EXERCISE DESCRIPTION: In the material below, find every line with "两力F₁" and pull it out.

####

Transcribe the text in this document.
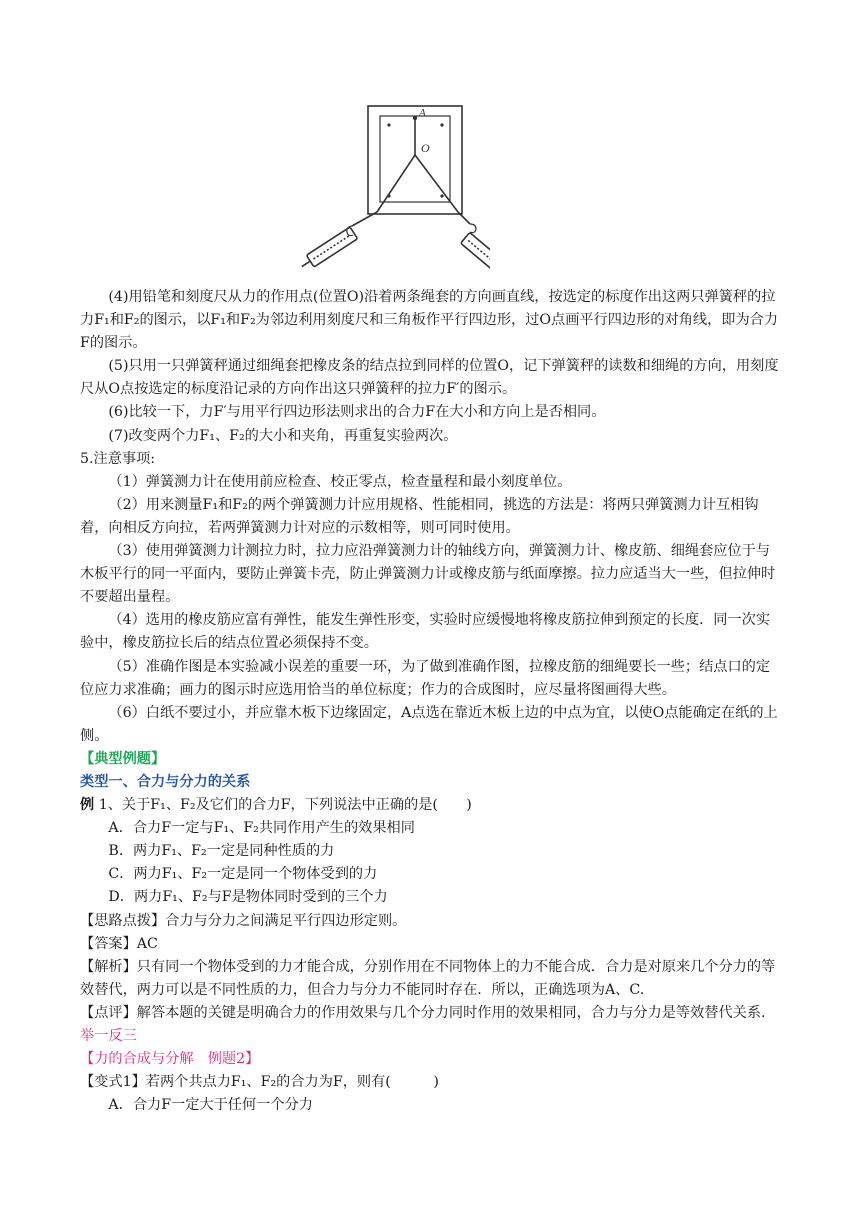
A
O

(4)用铅笔和刻度尺从力的作用点(位置O)沿着两条绳套的方向画直线，按选定的标度作出这两只弹簧秤的拉力F₁和F₂的图示，以F₁和F₂为邻边利用刻度尺和三角板作平行四边形，过O点画平行四边形的对角线，即为合力F的图示。

(5)只用一只弹簧秤通过细绳套把橡皮条的结点拉到同样的位置O，记下弹簧秤的读数和细绳的方向，用刻度尺从O点按选定的标度沿记录的方向作出这只弹簧秤的拉力F′的图示。

(6)比较一下，力F′与用平行四边形法则求出的合力F在大小和方向上是否相同。

(7)改变两个力F₁、F₂的大小和夹角，再重复实验两次。

5.注意事项:

（1）弹簧测力计在使用前应检查、校正零点，检查量程和最小刻度单位。

（2）用来测量F₁和F₂的两个弹簧测力计应用规格、性能相同，挑选的方法是：将两只弹簧测力计互相钩着，向相反方向拉，若两弹簧测力计对应的示数相等，则可同时使用。

（3）使用弹簧测力计测拉力时，拉力应沿弹簧测力计的轴线方向，弹簧测力计、橡皮筋、细绳套应位于与木板平行的同一平面内，要防止弹簧卡壳，防止弹簧测力计或橡皮筋与纸面摩擦。拉力应适当大一些，但拉伸时不要超出量程。

（4）选用的橡皮筋应富有弹性，能发生弹性形变，实验时应缓慢地将橡皮筋拉伸到预定的长度．同一次实验中，橡皮筋拉长后的结点位置必须保持不变。

（5）准确作图是本实验减小误差的重要一环，为了做到准确作图，拉橡皮筋的细绳要长一些；结点口的定位应力求准确；画力的图示时应选用恰当的单位标度；作力的合成图时，应尽量将图画得大些。

（6）白纸不要过小，并应靠木板下边缘固定，A点选在靠近木板上边的中点为宜，以使O点能确定在纸的上侧。

【典型例题】

类型一、合力与分力的关系

例 1、关于F₁、F₂及它们的合力F，下列说法中正确的是(　　)

A．合力F一定与F₁、F₂共同作用产生的效果相同

B．两力F₁、F₂一定是同种性质的力

C．两力F₁、F₂一定是同一个物体受到的力

D．两力F₁、F₂与F是物体同时受到的三个力

【思路点拨】合力与分力之间满足平行四边形定则。

【答案】AC

【解析】只有同一个物体受到的力才能合成，分别作用在不同物体上的力不能合成．合力是对原来几个分力的等效替代，两力可以是不同性质的力，但合力与分力不能同时存在．所以，正确选项为A、C.

【点评】解答本题的关键是明确合力的作用效果与几个分力同时作用的效果相同，合力与分力是等效替代关系.

举一反三

【力的合成与分解　例题2】

【变式1】若两个共点力F₁、F₂的合力为F，则有(　　　)

A．合力F一定大于任何一个分力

####

SOLUTION FOR THIS TASK:
B．两力F₁、F₂一定是同种性质的力
C．两力F₁、F₂一定是同一个物体受到的力
D．两力F₁、F₂与F是物体同时受到的三个力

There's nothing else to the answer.